Quote the entries in full, character for character, without their images.

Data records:
>>

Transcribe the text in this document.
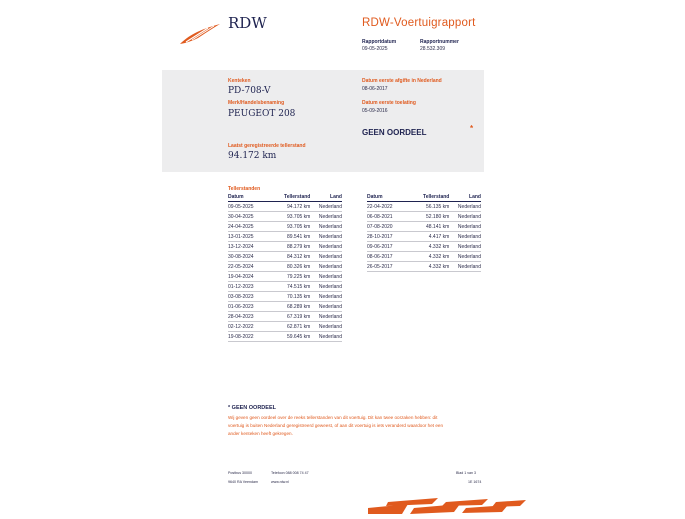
RDW	RDW-Voertuigrapport
Rapportdatum
09-05-2025
Rapportnummer
28.532.309
Kenteken
PD-708-V
Merk/Handelsbenaming
PEUGEOT 208
Datum eerste afgifte in Nederland
08-06-2017
Datum eerste toelating
05-09-2016
GEEN OORDEEL	*
Laatst geregistreerde tellerstand
94.172 km
Tellerstanden
Datum	Tellerstand	Land
09-05-2025	94.172 km	Nederland
30-04-2025	93.705 km	Nederland
24-04-2025	93.705 km	Nederland
13-01-2025	89.541 km	Nederland
13-12-2024	88.279 km	Nederland
30-08-2024	84.312 km	Nederland
22-05-2024	80.326 km	Nederland
19-04-2024	79.225 km	Nederland
01-12-2023	74.515 km	Nederland
03-08-2023	70.135 km	Nederland
01-06-2023	68.289 km	Nederland
28-04-2023	67.319 km	Nederland
02-12-2022	62.871 km	Nederland
19-08-2022	59.645 km	Nederland
Datum	Tellerstand	Land
22-04-2022	56.135 km	Nederland
06-08-2021	52.180 km	Nederland
07-08-2020	48.141 km	Nederland
28-10-2017	4.417 km	Nederland
09-06-2017	4.332 km	Nederland
08-06-2017	4.332 km	Nederland
26-05-2017	4.332 km	Nederland
* GEEN OORDEEL
Wij geven geen oordeel over de reeks tellerstanden van dit voertuig. Dit kan twee oorzaken hebben: dit
voertuig is buiten Nederland geregistreerd geweest, of aan dit voertuig is iets veranderd waardoor het een
ander kenteken heeft gekregen.
Postbus 30000
9640 RA Veendam
Telefoon 088 008 74 47
www.rdw.nl
Blad 1 van 3
1E 1674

<<

▸ Result for this task:
Transcribe the text in this document.
RDW	RDW-Voertuigrapport
Rapportdatum
09-05-2025
Rapportnummer
28.532.309
Kenteken
PD-708-V
Merk/Handelsbenaming
PEUGEOT 208
Datum eerste afgifte in Nederland
08-06-2017
Datum eerste toelating
05-09-2016
GEEN OORDEEL	*
Laatst geregistreerde tellerstand
94.172 km
Tellerstanden
Datum	Tellerstand	Land
09-05-2025	94.172 km	Nederland
30-04-2025	93.705 km	Nederland
24-04-2025	93.705 km	Nederland
13-01-2025	89.541 km	Nederland
13-12-2024	88.279 km	Nederland
30-08-2024	84.312 km	Nederland
22-05-2024	80.326 km	Nederland
19-04-2024	79.225 km	Nederland
01-12-2023	74.515 km	Nederland
03-08-2023	70.135 km	Nederland
01-06-2023	68.289 km	Nederland
28-04-2023	67.319 km	Nederland
02-12-2022	62.871 km	Nederland
19-08-2022	59.645 km	Nederland
Datum	Tellerstand	Land
22-04-2022	56.135 km	Nederland
06-08-2021	52.180 km	Nederland
07-08-2020	48.141 km	Nederland
28-10-2017	4.417 km	Nederland
09-06-2017	4.332 km	Nederland
08-06-2017	4.332 km	Nederland
26-05-2017	4.332 km	Nederland
* GEEN OORDEEL
Wij geven geen oordeel over de reeks tellerstanden van dit voertuig. Dit kan twee oorzaken hebben: dit
voertuig is buiten Nederland geregistreerd geweest, of aan dit voertuig is iets veranderd waardoor het een
ander kenteken heeft gekregen.
Postbus 30000
9640 RA Veendam
Telefoon 088 008 74 47
www.rdw.nl
Blad 1 van 3
1E 1674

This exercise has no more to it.